Material for this exercise:
⟨
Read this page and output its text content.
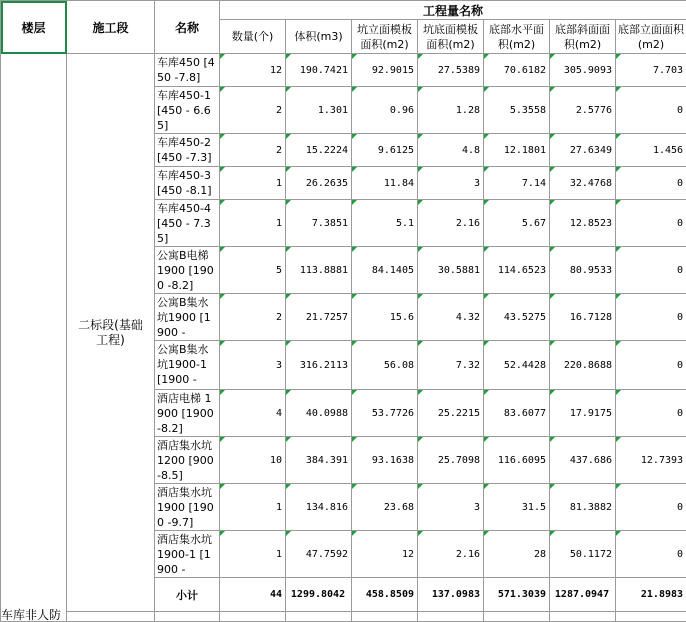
楼层	施工段	名称	工程量名称						
			数量(个)	体积(m3)	坑立面模板面积(m2)	坑底面模板面积(m2)	底部水平面积(m2)	底部斜面面积(m2)	底部立面面积(m2)

车库非人防	二标段(基础工程)	车库450 [450 -7.8]	12	190.7421	92.9015	27.5389	70.6182	305.9093	7.703
		车库450-1 [450 - 6.65]	2	1.301	0.96	1.28	5.3558	2.5776	0
		车库450-2 [450 -7.3]	2	15.2224	9.6125	4.8	12.1801	27.6349	1.456
		车库450-3 [450 -8.1]	1	26.2635	11.84	3	7.14	32.4768	0
		车库450-4 [450 - 7.35]	1	7.3851	5.1	2.16	5.67	12.8523	0
		公寓B电梯 1900 [1900 -8.2]	5	113.8881	84.1405	30.5881	114.6523	80.9533	0
		公寓B集水坑1900 [1900 -	2	21.7257	15.6	4.32	43.5275	16.7128	0
		公寓B集水坑1900-1 [1900 -	3	316.2113	56.08	7.32	52.4428	220.8688	0
		酒店电梯 1900 [1900 -8.2]	4	40.0988	53.7726	25.2215	83.6077	17.9175	0
		酒店集水坑1200 [900 -8.5]	10	384.391	93.1638	25.7098	116.6095	437.686	12.7393
		酒店集水坑1900 [1900 -9.7]	1	134.816	23.68	3	31.5	81.3882	0
		酒店集水坑1900-1 [1900 -	1	47.7592	12	2.16	28	50.1172	0
		小计	44	1299.8042	458.8509	137.0983	571.3039	1287.0947	21.8983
⟩
Task instructions:
Reproduce each line of the records exactly, and omit every picture.

Final answer:
Read this page and output its text content.
楼层	施工段	名称	工程量名称						
			数量(个)	体积(m3)	坑立面模板面积(m2)	坑底面模板面积(m2)	底部水平面积(m2)	底部斜面面积(m2)	底部立面面积(m2)

车库非人防	二标段(基础工程)	车库450 [450 -7.8]	12	190.7421	92.9015	27.5389	70.6182	305.9093	7.703
		车库450-1 [450 - 6.65]	2	1.301	0.96	1.28	5.3558	2.5776	0
		车库450-2 [450 -7.3]	2	15.2224	9.6125	4.8	12.1801	27.6349	1.456
		车库450-3 [450 -8.1]	1	26.2635	11.84	3	7.14	32.4768	0
		车库450-4 [450 - 7.35]	1	7.3851	5.1	2.16	5.67	12.8523	0
		公寓B电梯 1900 [1900 -8.2]	5	113.8881	84.1405	30.5881	114.6523	80.9533	0
		公寓B集水坑1900 [1900 -	2	21.7257	15.6	4.32	43.5275	16.7128	0
		公寓B集水坑1900-1 [1900 -	3	316.2113	56.08	7.32	52.4428	220.8688	0
		酒店电梯 1900 [1900 -8.2]	4	40.0988	53.7726	25.2215	83.6077	17.9175	0
		酒店集水坑1200 [900 -8.5]	10	384.391	93.1638	25.7098	116.6095	437.686	12.7393
		酒店集水坑1900 [1900 -9.7]	1	134.816	23.68	3	31.5	81.3882	0
		酒店集水坑1900-1 [1900 -	1	47.7592	12	2.16	28	50.1172	0
		小计	44	1299.8042	458.8509	137.0983	571.3039	1287.0947	21.8983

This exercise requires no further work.